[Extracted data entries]
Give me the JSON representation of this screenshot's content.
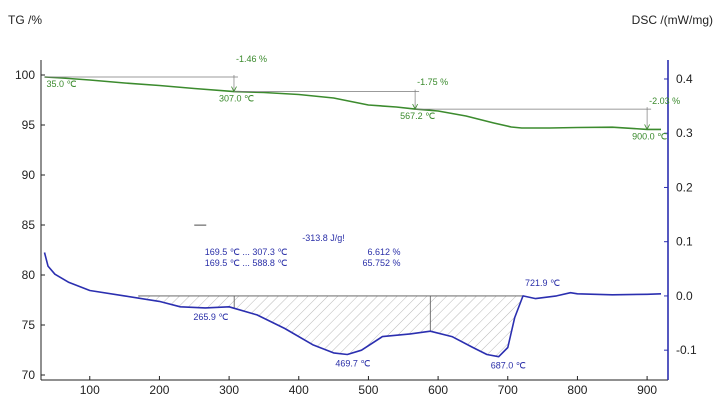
{
  "colors": {
    "tg": "#3c8b2e",
    "dsc": "#2b2fb0",
    "right_axis": "#2b2fb0",
    "frame": "#222222",
    "hatch": "#8a8a8a"
  },
  "chart_data": {
    "type": "line",
    "left_axis_title": "TG /%",
    "right_axis_title": "DSC /(mW/mg)",
    "xlim": [
      30,
      930
    ],
    "x_ticks": [
      "100",
      "200",
      "300",
      "400",
      "500",
      "600",
      "700",
      "800",
      "900"
    ],
    "x_tick_values": [
      100,
      200,
      300,
      400,
      500,
      600,
      700,
      800,
      900
    ],
    "y_left_lim": [
      69.5,
      101.5
    ],
    "y_left_ticks": [
      "70",
      "75",
      "80",
      "85",
      "90",
      "95",
      "100"
    ],
    "y_left_tick_values": [
      70,
      75,
      80,
      85,
      90,
      95,
      100
    ],
    "y_right_lim": [
      -0.155,
      0.435
    ],
    "y_right_ticks": [
      "-0.1",
      "0.0",
      "0.1",
      "0.2",
      "0.3",
      "0.4"
    ],
    "y_right_tick_values": [
      -0.1,
      0.0,
      0.1,
      0.2,
      0.3,
      0.4
    ],
    "grid": false,
    "series": [
      {
        "key": "tg",
        "axis": "left",
        "x": [
          35,
          60,
          100,
          150,
          200,
          250,
          307,
          350,
          400,
          450,
          500,
          540,
          567,
          600,
          640,
          680,
          705,
          720,
          760,
          800,
          850,
          900,
          920
        ],
        "y": [
          99.8,
          99.7,
          99.5,
          99.2,
          98.95,
          98.65,
          98.34,
          98.25,
          98.05,
          97.7,
          97.0,
          96.8,
          96.59,
          96.4,
          95.9,
          95.2,
          94.8,
          94.7,
          94.7,
          94.75,
          94.78,
          94.56,
          94.56
        ]
      },
      {
        "key": "dsc",
        "axis": "right",
        "x": [
          35,
          40,
          50,
          70,
          100,
          150,
          200,
          230,
          265.9,
          300,
          340,
          380,
          420,
          450,
          469.7,
          490,
          520,
          560,
          588.8,
          620,
          650,
          670,
          687,
          700,
          710,
          721.9,
          740,
          770,
          790,
          800,
          850,
          900,
          920
        ],
        "y": [
          0.08,
          0.055,
          0.04,
          0.025,
          0.01,
          0.0,
          -0.01,
          -0.02,
          -0.022,
          -0.02,
          -0.035,
          -0.06,
          -0.09,
          -0.105,
          -0.108,
          -0.1,
          -0.075,
          -0.07,
          -0.065,
          -0.075,
          -0.095,
          -0.108,
          -0.112,
          -0.095,
          -0.04,
          0.0,
          -0.005,
          0.0,
          0.006,
          0.004,
          0.002,
          0.003,
          0.004
        ]
      }
    ],
    "tg_annotations": [
      {
        "text": "-1.46 %",
        "x": 307,
        "y": 101.3
      },
      {
        "text": "-1.75 %",
        "x": 567,
        "y": 99.0
      },
      {
        "text": "-2.03 %",
        "x": 900,
        "y": 97.1
      }
    ],
    "tg_temperature_labels": [
      {
        "text": "35.0 ℃",
        "x": 35,
        "y": 99.8
      },
      {
        "text": "307.0 ℃",
        "x": 307,
        "y": 98.34
      },
      {
        "text": "567.2 ℃",
        "x": 567,
        "y": 96.59
      },
      {
        "text": "900.0 ℃",
        "x": 900,
        "y": 94.56
      }
    ],
    "dsc_peak_labels": [
      {
        "text": "265.9 ℃",
        "x": 265.9,
        "y": -0.022
      },
      {
        "text": "469.7 ℃",
        "x": 469.7,
        "y": -0.108
      },
      {
        "text": "687.0 ℃",
        "x": 687,
        "y": -0.112
      },
      {
        "text": "721.9 ℃",
        "x": 721.9,
        "y": 0.0
      }
    ],
    "dsc_integration": {
      "x_start": 169.5,
      "x_mid": 307.3,
      "x_mid2": 588.8,
      "x_end": 721.9,
      "area_label": "-313.8 J/g!",
      "range_1": "169.5 ℃ ... 307.3 ℃",
      "range_1_value": "6.612 %",
      "range_2": "169.5 ℃ ... 588.8 ℃",
      "range_2_value": "65.752 %"
    },
    "marker_text": "—"
  }
}
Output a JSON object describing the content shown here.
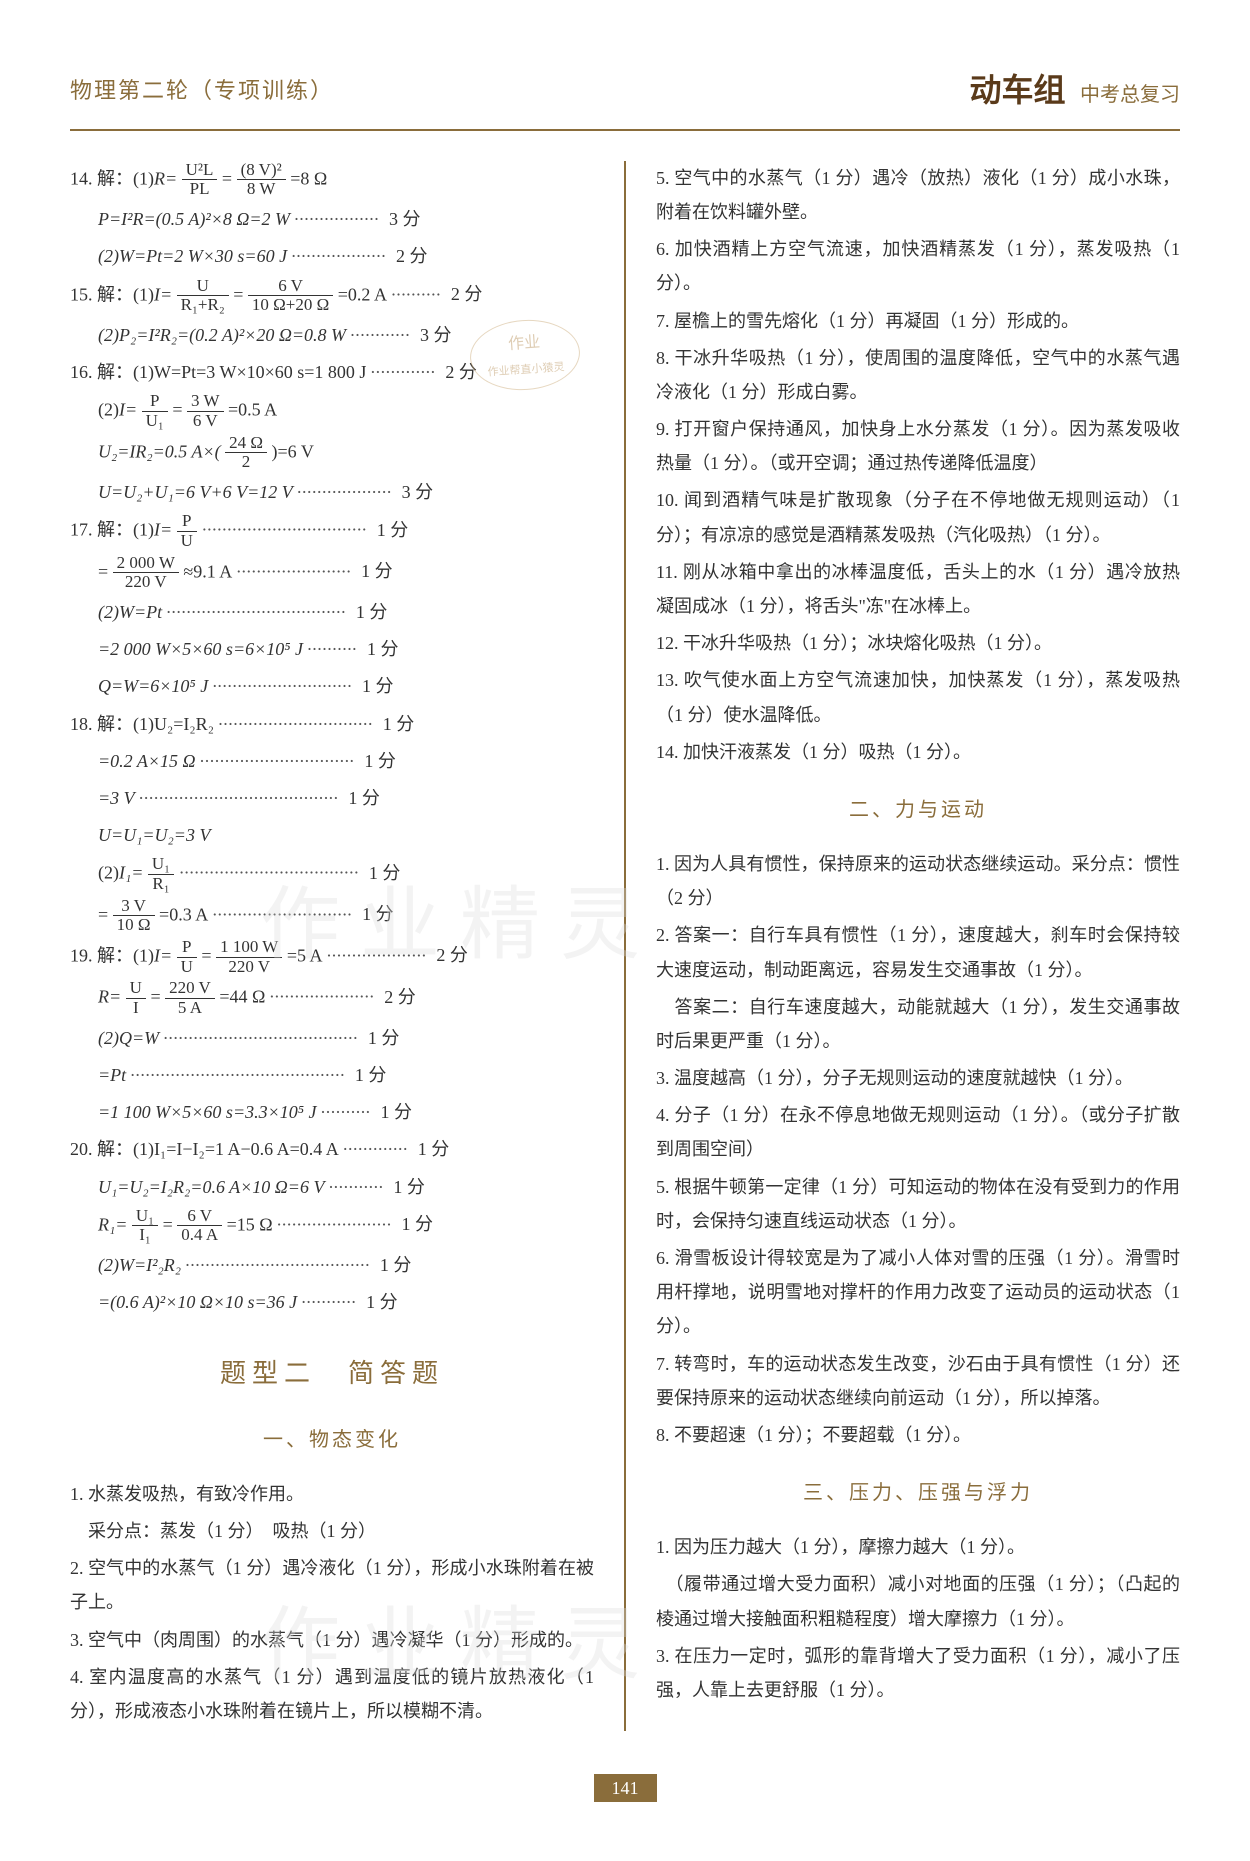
{
  "header": {
    "left": "物理第二轮（专项训练）",
    "brand": "动车组",
    "right": "中考总复习"
  },
  "pageNumber": "141",
  "stamp": {
    "l1": "作业",
    "l2": "作业帮直小猿灵"
  },
  "watermark": "作业精灵",
  "left": {
    "p14": {
      "l1a": "14. 解：(1)",
      "l1b": "R=",
      "l1num": "U²L",
      "l1den": "PL",
      "l1c": "=",
      "l1num2": "(8 V)²",
      "l1den2": "8 W",
      "l1d": "=8 Ω",
      "l2": "P=I²R=(0.5 A)²×8 Ω=2 W",
      "l2pts": " 3 分",
      "l3": "(2)W=Pt=2 W×30 s=60 J",
      "l3pts": " 2 分"
    },
    "p15": {
      "l1a": "15. 解：(1)",
      "l1b": "I=",
      "l1num": "U",
      "l1den": "R₁+R₂",
      "l1c": "=",
      "l1num2": "6 V",
      "l1den2": "10 Ω+20 Ω",
      "l1d": "=0.2 A",
      "l1pts": " 2 分",
      "l2": "(2)P₂=I²R₂=(0.2 A)²×20 Ω=0.8 W",
      "l2pts": " 3 分"
    },
    "p16": {
      "l1": "16. 解：(1)W=Pt=3 W×10×60 s=1 800 J",
      "l1pts": " 2 分",
      "l2a": "(2)",
      "l2b": "I=",
      "l2num": "P",
      "l2den": "U₁",
      "l2c": "=",
      "l2num2": "3 W",
      "l2den2": "6 V",
      "l2d": "=0.5 A",
      "l3a": "U₂=IR₂=0.5 A×(",
      "l3num": "24 Ω",
      "l3den": "2",
      "l3b": ")=6 V",
      "l4": "U=U₂+U₁=6 V+6 V=12 V",
      "l4pts": " 3 分"
    },
    "p17": {
      "l1a": "17. 解：(1)",
      "l1b": "I=",
      "l1num": "P",
      "l1den": "U",
      "l1pts": " 1 分",
      "l2a": "=",
      "l2num": "2 000 W",
      "l2den": "220 V",
      "l2b": "≈9.1 A",
      "l2pts": " 1 分",
      "l3": "(2)W=Pt",
      "l3pts": " 1 分",
      "l4": "=2 000 W×5×60 s=6×10⁵ J",
      "l4pts": " 1 分",
      "l5": "Q=W=6×10⁵ J",
      "l5pts": " 1 分"
    },
    "p18": {
      "l1": "18. 解：(1)U₂=I₂R₂",
      "l1pts": " 1 分",
      "l2": "=0.2 A×15 Ω",
      "l2pts": " 1 分",
      "l3": "=3 V",
      "l3pts": " 1 分",
      "l4": "U=U₁=U₂=3 V",
      "l5a": "(2)",
      "l5b": "I₁=",
      "l5num": "U₁",
      "l5den": "R₁",
      "l5pts": " 1 分",
      "l6a": "=",
      "l6num": "3 V",
      "l6den": "10 Ω",
      "l6b": "=0.3 A",
      "l6pts": " 1 分"
    },
    "p19": {
      "l1a": "19. 解：(1)",
      "l1b": "I=",
      "l1num": "P",
      "l1den": "U",
      "l1c": "=",
      "l1num2": "1 100 W",
      "l1den2": "220 V",
      "l1d": "=5 A",
      "l1pts": " 2 分",
      "l2a": "R=",
      "l2num": "U",
      "l2den": "I",
      "l2b": "=",
      "l2num2": "220 V",
      "l2den2": "5 A",
      "l2c": "=44 Ω",
      "l2pts": " 2 分",
      "l3": "(2)Q=W",
      "l3pts": " 1 分",
      "l4": "=Pt",
      "l4pts": " 1 分",
      "l5": "=1 100 W×5×60 s=3.3×10⁵ J",
      "l5pts": " 1 分"
    },
    "p20": {
      "l1": "20. 解：(1)I₁=I−I₂=1 A−0.6 A=0.4 A",
      "l1pts": " 1 分",
      "l2": "U₁=U₂=I₂R₂=0.6 A×10 Ω=6 V",
      "l2pts": " 1 分",
      "l3a": "R₁=",
      "l3num": "U₁",
      "l3den": "I₁",
      "l3b": "=",
      "l3num2": "6 V",
      "l3den2": "0.4 A",
      "l3c": "=15 Ω",
      "l3pts": " 1 分",
      "l4": "(2)W=I²₂R₂",
      "l4pts": " 1 分",
      "l5": "=(0.6 A)²×10 Ω×10 s=36 J",
      "l5pts": " 1 分"
    },
    "title2": "题型二　简答题",
    "sub1": "一、物态变化",
    "s1": [
      "1. 水蒸发吸热，有致冷作用。",
      "　采分点：蒸发（1 分）　吸热（1 分）",
      "2. 空气中的水蒸气（1 分）遇冷液化（1 分），形成小水珠附着在被子上。",
      "3. 空气中（肉周围）的水蒸气（1 分）遇冷凝华（1 分）形成的。",
      "4. 室内温度高的水蒸气（1 分）遇到温度低的镜片放热液化（1 分），形成液态小水珠附着在镜片上，所以模糊不清。"
    ]
  },
  "right": {
    "s1b": [
      "5. 空气中的水蒸气（1 分）遇冷（放热）液化（1 分）成小水珠，附着在饮料罐外壁。",
      "6. 加快酒精上方空气流速，加快酒精蒸发（1 分），蒸发吸热（1 分）。",
      "7. 屋檐上的雪先熔化（1 分）再凝固（1 分）形成的。",
      "8. 干冰升华吸热（1 分），使周围的温度降低，空气中的水蒸气遇冷液化（1 分）形成白雾。",
      "9. 打开窗户保持通风，加快身上水分蒸发（1 分）。因为蒸发吸收热量（1 分）。（或开空调；通过热传递降低温度）",
      "10. 闻到酒精气味是扩散现象（分子在不停地做无规则运动）（1 分）；有凉凉的感觉是酒精蒸发吸热（汽化吸热）（1 分）。",
      "11. 刚从冰箱中拿出的冰棒温度低，舌头上的水（1 分）遇冷放热凝固成冰（1 分），将舌头\"冻\"在冰棒上。",
      "12. 干冰升华吸热（1 分）；冰块熔化吸热（1 分）。",
      "13. 吹气使水面上方空气流速加快，加快蒸发（1 分），蒸发吸热（1 分）使水温降低。",
      "14. 加快汗液蒸发（1 分）吸热（1 分）。"
    ],
    "sub2": "二、力与运动",
    "s2": [
      "1. 因为人具有惯性，保持原来的运动状态继续运动。采分点：惯性（2 分）",
      "2. 答案一：自行车具有惯性（1 分），速度越大，刹车时会保持较大速度运动，制动距离远，容易发生交通事故（1 分）。",
      "　答案二：自行车速度越大，动能就越大（1 分），发生交通事故时后果更严重（1 分）。",
      "3. 温度越高（1 分），分子无规则运动的速度就越快（1 分）。",
      "4. 分子（1 分）在永不停息地做无规则运动（1 分）。（或分子扩散到周围空间）",
      "5. 根据牛顿第一定律（1 分）可知运动的物体在没有受到力的作用时，会保持匀速直线运动状态（1 分）。",
      "6. 滑雪板设计得较宽是为了减小人体对雪的压强（1 分）。滑雪时用杆撑地，说明雪地对撑杆的作用力改变了运动员的运动状态（1 分）。",
      "7. 转弯时，车的运动状态发生改变，沙石由于具有惯性（1 分）还要保持原来的运动状态继续向前运动（1 分），所以掉落。",
      "8. 不要超速（1 分）；不要超载（1 分）。"
    ],
    "sub3": "三、压力、压强与浮力",
    "s3": [
      "1. 因为压力越大（1 分），摩擦力越大（1 分）。",
      "　（履带通过增大受力面积）减小对地面的压强（1 分）；（凸起的棱通过增大接触面积粗糙程度）增大摩擦力（1 分）。",
      "3. 在压力一定时，弧形的靠背增大了受力面积（1 分），减小了压强，人靠上去更舒服（1 分）。"
    ]
  }
}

__JOB__
Where a line in the entries holds the word "I₂R₂", copy that line.

__CORRECT RESPONSE__
      "l1": "18. 解：(1)U₂=I₂R₂",
      "l2": "U₁=U₂=I₂R₂=0.6 A×10 Ω=6 V",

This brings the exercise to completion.